━━━━━ Source material

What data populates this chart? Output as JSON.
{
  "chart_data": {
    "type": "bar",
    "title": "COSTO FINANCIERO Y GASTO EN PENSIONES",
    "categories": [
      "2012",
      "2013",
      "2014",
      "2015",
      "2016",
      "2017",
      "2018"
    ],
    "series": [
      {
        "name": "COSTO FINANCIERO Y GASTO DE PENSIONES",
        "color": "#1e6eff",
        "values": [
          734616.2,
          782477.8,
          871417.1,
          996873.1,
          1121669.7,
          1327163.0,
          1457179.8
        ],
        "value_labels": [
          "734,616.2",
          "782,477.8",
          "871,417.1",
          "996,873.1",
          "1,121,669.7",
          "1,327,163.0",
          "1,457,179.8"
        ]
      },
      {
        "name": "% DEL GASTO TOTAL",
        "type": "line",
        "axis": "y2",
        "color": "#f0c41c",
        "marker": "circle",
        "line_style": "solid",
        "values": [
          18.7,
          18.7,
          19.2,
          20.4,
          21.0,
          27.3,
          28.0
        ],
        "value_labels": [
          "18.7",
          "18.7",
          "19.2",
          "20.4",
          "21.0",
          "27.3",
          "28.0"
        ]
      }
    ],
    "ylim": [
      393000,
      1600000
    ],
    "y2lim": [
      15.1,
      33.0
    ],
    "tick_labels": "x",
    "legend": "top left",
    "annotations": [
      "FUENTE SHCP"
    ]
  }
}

━━━━━━━━━━

## [Goal]
Repeat every entry exactly as written above.

## [Result of the task]
What data populates this chart? Output as JSON.
{
  "chart_data": {
    "type": "bar",
    "title": "COSTO FINANCIERO Y GASTO EN PENSIONES",
    "categories": [
      "2012",
      "2013",
      "2014",
      "2015",
      "2016",
      "2017",
      "2018"
    ],
    "series": [
      {
        "name": "COSTO FINANCIERO Y GASTO DE PENSIONES",
        "color": "#1e6eff",
        "values": [
          734616.2,
          782477.8,
          871417.1,
          996873.1,
          1121669.7,
          1327163.0,
          1457179.8
        ],
        "value_labels": [
          "734,616.2",
          "782,477.8",
          "871,417.1",
          "996,873.1",
          "1,121,669.7",
          "1,327,163.0",
          "1,457,179.8"
        ]
      },
      {
        "name": "% DEL GASTO TOTAL",
        "type": "line",
        "axis": "y2",
        "color": "#f0c41c",
        "marker": "circle",
        "line_style": "solid",
        "values": [
          18.7,
          18.7,
          19.2,
          20.4,
          21.0,
          27.3,
          28.0
        ],
        "value_labels": [
          "18.7",
          "18.7",
          "19.2",
          "20.4",
          "21.0",
          "27.3",
          "28.0"
        ]
      }
    ],
    "ylim": [
      393000,
      1600000
    ],
    "y2lim": [
      15.1,
      33.0
    ],
    "tick_labels": "x",
    "legend": "top left",
    "annotations": [
      "FUENTE SHCP"
    ]
  }
}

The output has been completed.